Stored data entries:
___
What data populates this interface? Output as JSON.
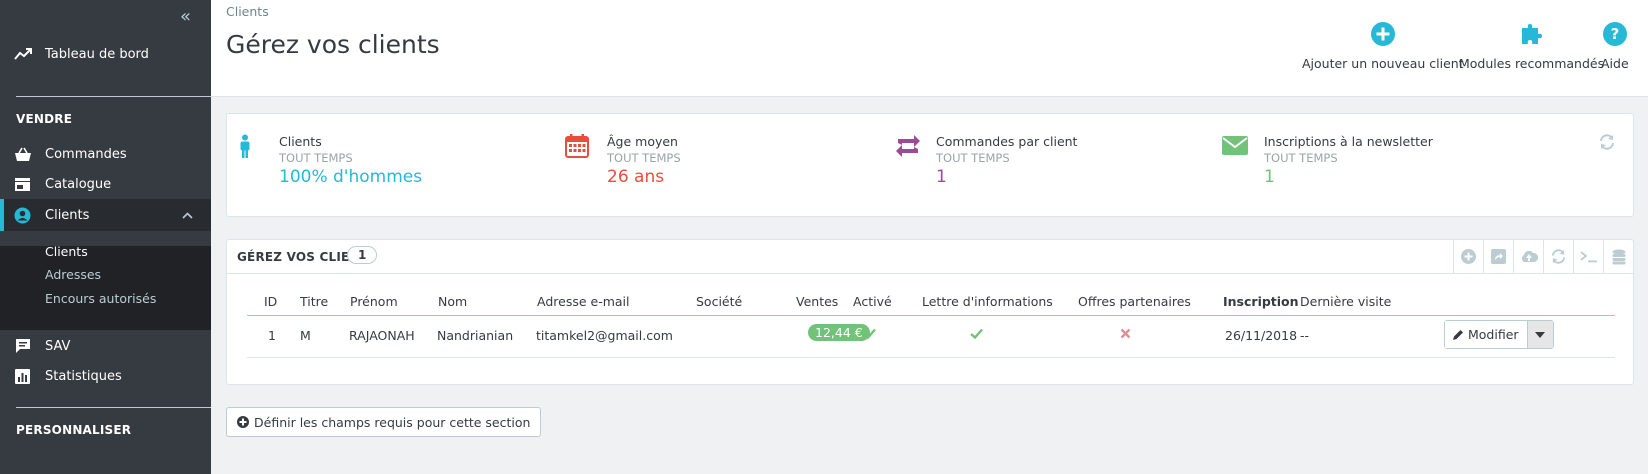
{
  "sidebar": {
    "dashboard": "Tableau de bord",
    "section_sell": "VENDRE",
    "items": [
      {
        "label": "Commandes"
      },
      {
        "label": "Catalogue"
      },
      {
        "label": "Clients"
      },
      {
        "label": "SAV"
      },
      {
        "label": "Statistiques"
      }
    ],
    "submenu": [
      "Clients",
      "Adresses",
      "Encours autorisés"
    ],
    "section_customize": "PERSONNALISER"
  },
  "header": {
    "breadcrumb": "Clients",
    "title": "Gérez vos clients",
    "toolbar": {
      "add_client": "Ajouter un nouveau client",
      "modules": "Modules recommandés",
      "help": "Aide"
    }
  },
  "kpis": [
    {
      "title": "Clients",
      "subtitle": "TOUT TEMPS",
      "value": "100% d'hommes",
      "color": "#25b9d7"
    },
    {
      "title": "Âge moyen",
      "subtitle": "TOUT TEMPS",
      "value": "26 ans",
      "color": "#e84e3c"
    },
    {
      "title": "Commandes par client",
      "subtitle": "TOUT TEMPS",
      "value": "1",
      "color": "#9c4c95"
    },
    {
      "title": "Inscriptions à la newsletter",
      "subtitle": "TOUT TEMPS",
      "value": "1",
      "color": "#72c279"
    }
  ],
  "panel": {
    "title": "GÉREZ VOS CLIENTS",
    "count": "1"
  },
  "table": {
    "headers": [
      "ID",
      "Titre",
      "Prénom",
      "Nom",
      "Adresse e-mail",
      "Société",
      "Ventes",
      "Activé",
      "Lettre d'informations",
      "Offres partenaires",
      "Inscription",
      "Dernière visite"
    ],
    "rows": [
      {
        "id": "1",
        "title": "M",
        "first_name": "RAJAONAH",
        "last_name": "Nandrianian",
        "email": "titamkel2@gmail.com",
        "company": "",
        "sales": "12,44 €",
        "active": true,
        "newsletter": true,
        "optin": false,
        "registered": "26/11/2018",
        "last_visit": "--",
        "action": "Modifier"
      }
    ]
  },
  "required_fields_button": "Définir les champs requis pour cette section"
}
___
* [EXERCISE DIRECTIONS]: What is the number of lines that hold the string "label"? Give it alone.

* [RESULT BELOW]: 5